* Start TASK INPUTS *

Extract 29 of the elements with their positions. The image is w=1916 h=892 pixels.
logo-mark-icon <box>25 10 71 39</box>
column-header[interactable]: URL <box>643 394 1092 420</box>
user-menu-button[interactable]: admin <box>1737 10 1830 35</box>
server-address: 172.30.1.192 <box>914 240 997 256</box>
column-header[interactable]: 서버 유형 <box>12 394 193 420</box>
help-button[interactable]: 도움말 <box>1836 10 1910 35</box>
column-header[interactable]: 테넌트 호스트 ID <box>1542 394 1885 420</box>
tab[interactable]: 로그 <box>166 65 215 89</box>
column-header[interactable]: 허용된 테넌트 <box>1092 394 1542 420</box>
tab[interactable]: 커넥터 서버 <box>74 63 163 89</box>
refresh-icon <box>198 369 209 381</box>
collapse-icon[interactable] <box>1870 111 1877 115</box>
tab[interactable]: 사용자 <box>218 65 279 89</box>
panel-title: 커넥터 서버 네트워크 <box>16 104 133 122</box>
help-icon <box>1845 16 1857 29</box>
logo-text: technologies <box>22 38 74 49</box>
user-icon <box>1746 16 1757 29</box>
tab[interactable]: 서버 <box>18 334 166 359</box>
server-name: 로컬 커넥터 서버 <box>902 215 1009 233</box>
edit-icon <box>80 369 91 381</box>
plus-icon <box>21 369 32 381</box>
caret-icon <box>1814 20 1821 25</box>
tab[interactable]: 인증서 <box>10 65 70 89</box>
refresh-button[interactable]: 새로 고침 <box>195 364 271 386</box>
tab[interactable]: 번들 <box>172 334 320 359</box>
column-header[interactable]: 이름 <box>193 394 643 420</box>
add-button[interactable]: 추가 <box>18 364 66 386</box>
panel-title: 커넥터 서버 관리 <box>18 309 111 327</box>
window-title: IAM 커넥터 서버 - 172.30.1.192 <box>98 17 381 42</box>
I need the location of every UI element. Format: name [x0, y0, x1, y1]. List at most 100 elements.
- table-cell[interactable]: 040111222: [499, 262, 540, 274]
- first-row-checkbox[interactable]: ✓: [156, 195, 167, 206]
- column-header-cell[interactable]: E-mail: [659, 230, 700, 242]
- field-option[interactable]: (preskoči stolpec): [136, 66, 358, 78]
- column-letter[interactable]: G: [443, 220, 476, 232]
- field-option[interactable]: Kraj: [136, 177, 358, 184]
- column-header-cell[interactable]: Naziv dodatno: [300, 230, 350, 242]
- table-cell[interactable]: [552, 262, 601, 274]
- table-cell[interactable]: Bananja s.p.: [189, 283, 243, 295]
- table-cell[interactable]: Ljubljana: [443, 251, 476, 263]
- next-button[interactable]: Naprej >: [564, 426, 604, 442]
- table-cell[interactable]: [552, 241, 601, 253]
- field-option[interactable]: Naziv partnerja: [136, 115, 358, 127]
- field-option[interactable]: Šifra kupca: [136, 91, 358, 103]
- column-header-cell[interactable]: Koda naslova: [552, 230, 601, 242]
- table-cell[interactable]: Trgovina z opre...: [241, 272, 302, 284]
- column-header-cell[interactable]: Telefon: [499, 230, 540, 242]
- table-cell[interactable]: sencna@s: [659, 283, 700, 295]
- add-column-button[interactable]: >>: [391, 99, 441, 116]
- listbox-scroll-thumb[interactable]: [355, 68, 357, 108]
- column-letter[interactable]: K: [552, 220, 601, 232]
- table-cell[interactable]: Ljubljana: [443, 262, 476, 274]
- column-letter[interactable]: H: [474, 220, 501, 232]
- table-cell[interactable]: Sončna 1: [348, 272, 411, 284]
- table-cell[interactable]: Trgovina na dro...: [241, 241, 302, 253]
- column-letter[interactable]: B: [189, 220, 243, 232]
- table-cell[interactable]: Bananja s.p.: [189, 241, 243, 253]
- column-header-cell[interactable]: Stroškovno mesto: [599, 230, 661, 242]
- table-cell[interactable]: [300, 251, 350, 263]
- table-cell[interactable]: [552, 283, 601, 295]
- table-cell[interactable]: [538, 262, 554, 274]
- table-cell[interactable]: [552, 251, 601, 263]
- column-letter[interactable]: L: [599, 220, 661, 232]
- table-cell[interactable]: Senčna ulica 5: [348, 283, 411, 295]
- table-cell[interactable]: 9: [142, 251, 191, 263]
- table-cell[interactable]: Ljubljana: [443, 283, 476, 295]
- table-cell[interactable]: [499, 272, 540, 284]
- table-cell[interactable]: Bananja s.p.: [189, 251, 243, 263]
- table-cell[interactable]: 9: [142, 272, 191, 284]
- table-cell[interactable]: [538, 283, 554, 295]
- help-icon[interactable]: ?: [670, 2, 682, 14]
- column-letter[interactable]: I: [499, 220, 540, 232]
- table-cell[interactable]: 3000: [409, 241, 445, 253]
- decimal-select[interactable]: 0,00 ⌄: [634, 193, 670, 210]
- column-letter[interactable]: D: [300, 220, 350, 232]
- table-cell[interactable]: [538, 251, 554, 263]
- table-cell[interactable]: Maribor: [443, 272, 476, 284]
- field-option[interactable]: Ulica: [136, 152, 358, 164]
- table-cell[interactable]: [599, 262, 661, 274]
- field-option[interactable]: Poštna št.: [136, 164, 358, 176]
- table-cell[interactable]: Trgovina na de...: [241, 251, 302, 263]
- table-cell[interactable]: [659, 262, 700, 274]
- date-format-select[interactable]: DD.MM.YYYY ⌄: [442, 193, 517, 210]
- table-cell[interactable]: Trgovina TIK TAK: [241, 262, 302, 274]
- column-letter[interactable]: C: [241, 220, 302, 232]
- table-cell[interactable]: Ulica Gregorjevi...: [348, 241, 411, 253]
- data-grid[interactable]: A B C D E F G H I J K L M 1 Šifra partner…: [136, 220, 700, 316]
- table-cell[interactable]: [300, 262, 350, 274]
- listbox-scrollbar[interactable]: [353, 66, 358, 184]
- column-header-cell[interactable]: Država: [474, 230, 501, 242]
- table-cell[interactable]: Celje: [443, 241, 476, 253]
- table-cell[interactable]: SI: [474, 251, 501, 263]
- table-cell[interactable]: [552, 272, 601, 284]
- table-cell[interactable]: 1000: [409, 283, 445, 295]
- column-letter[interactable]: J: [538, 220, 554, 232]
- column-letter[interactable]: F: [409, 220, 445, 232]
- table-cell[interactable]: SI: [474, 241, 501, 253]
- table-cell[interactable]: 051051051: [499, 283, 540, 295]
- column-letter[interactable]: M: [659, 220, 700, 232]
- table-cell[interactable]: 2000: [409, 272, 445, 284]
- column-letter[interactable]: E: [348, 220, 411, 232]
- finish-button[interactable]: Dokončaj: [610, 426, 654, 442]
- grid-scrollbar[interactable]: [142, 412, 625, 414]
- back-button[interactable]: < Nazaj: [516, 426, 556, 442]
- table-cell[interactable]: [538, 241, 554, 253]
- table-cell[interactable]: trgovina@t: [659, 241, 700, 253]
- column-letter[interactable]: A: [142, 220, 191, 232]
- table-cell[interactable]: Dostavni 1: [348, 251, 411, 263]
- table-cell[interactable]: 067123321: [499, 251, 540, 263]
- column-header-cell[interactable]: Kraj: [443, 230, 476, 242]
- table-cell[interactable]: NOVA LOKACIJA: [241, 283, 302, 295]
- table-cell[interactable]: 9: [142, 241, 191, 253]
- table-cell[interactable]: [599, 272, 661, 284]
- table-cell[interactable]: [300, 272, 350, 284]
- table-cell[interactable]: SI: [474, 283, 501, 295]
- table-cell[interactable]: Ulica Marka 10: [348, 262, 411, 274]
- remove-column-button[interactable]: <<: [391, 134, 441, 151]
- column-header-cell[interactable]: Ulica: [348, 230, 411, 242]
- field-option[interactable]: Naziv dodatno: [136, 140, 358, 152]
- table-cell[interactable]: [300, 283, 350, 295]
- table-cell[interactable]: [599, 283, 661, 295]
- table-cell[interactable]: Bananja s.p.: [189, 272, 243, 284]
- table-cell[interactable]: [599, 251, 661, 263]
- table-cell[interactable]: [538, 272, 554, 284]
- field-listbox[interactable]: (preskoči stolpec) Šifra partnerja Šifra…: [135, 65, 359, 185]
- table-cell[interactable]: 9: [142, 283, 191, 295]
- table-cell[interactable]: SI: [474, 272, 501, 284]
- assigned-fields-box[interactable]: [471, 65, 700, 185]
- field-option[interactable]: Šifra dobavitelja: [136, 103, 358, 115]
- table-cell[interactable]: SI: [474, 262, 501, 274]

* End TASK INPUTS *

*INSTRUCTIONS FOR THE TASK*.
Starting at the first line of the records and stopping after the line that contains "server-address: 172.30.1.192 <box>914", rewrite those lines with "admin" changed to "manager" and nothing else altered.

*SOLUTION*.
Extract 29 of the elements with their positions. The image is w=1916 h=892 pixels.
logo-mark-icon <box>25 10 71 39</box>
column-header[interactable]: URL <box>643 394 1092 420</box>
user-menu-button[interactable]: manager <box>1737 10 1830 35</box>
server-address: 172.30.1.192 <box>914 240 997 256</box>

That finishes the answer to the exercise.